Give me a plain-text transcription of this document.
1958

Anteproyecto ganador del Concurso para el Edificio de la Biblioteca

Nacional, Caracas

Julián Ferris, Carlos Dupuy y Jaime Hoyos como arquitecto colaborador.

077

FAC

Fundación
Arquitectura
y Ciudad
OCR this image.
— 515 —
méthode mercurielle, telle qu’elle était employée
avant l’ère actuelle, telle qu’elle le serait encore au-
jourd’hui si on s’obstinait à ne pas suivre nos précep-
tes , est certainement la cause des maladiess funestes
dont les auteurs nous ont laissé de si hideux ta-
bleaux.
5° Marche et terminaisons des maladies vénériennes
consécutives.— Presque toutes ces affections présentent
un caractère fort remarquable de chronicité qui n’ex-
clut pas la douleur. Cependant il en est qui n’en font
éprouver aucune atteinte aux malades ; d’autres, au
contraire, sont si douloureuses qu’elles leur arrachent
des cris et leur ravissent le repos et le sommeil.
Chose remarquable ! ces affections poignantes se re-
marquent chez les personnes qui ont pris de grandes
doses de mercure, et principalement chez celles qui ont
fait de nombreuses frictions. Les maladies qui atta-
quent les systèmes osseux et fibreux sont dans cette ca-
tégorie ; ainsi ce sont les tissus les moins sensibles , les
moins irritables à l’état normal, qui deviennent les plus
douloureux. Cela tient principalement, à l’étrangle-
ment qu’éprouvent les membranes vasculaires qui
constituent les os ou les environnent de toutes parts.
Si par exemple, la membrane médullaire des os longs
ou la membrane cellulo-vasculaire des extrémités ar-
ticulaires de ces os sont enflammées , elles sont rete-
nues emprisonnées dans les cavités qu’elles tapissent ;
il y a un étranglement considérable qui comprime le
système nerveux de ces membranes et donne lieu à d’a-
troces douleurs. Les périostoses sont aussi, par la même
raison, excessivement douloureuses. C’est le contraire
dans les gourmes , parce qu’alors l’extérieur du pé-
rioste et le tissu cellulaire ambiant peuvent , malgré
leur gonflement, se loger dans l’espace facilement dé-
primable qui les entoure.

_____

Output an exact copy of each record.

### RIGHT ANSWER:
Give me a plain-text transcription of this document.
1958

Anteproyecto ganador del Concurso para el Edificio de la Biblioteca

Nacional, Caracas

Julián Ferris, Carlos Dupuy y Jaime Hoyos como arquitecto colaborador.

077

FAC

Fundación
Arquitectura
y Ciudad
OCR this image.
— 515 —
méthode mercurielle, telle qu’elle était employée
avant l’ère actuelle, telle qu’elle le serait encore au-
jourd’hui si on s’obstinait à ne pas suivre nos précep-
tes , est certainement la cause des maladiess funestes
dont les auteurs nous ont laissé de si hideux ta-
bleaux.
5° Marche et terminaisons des maladies vénériennes
consécutives.— Presque toutes ces affections présentent
un caractère fort remarquable de chronicité qui n’ex-
clut pas la douleur. Cependant il en est qui n’en font
éprouver aucune atteinte aux malades ; d’autres, au
contraire, sont si douloureuses qu’elles leur arrachent
des cris et leur ravissent le repos et le sommeil.
Chose remarquable ! ces affections poignantes se re-
marquent chez les personnes qui ont pris de grandes
doses de mercure, et principalement chez celles qui ont
fait de nombreuses frictions. Les maladies qui atta-
quent les systèmes osseux et fibreux sont dans cette ca-
tégorie ; ainsi ce sont les tissus les moins sensibles , les
moins irritables à l’état normal, qui deviennent les plus
douloureux. Cela tient principalement, à l’étrangle-
ment qu’éprouvent les membranes vasculaires qui
constituent les os ou les environnent de toutes parts.
Si par exemple, la membrane médullaire des os longs
ou la membrane cellulo-vasculaire des extrémités ar-
ticulaires de ces os sont enflammées , elles sont rete-
nues emprisonnées dans les cavités qu’elles tapissent ;
il y a un étranglement considérable qui comprime le
système nerveux de ces membranes et donne lieu à d’a-
troces douleurs. Les périostoses sont aussi, par la même
raison, excessivement douloureuses. C’est le contraire
dans les gourmes , parce qu’alors l’extérieur du pé-
rioste et le tissu cellulaire ambiant peuvent , malgré
leur gonflement, se loger dans l’espace facilement dé-
primable qui les entoure.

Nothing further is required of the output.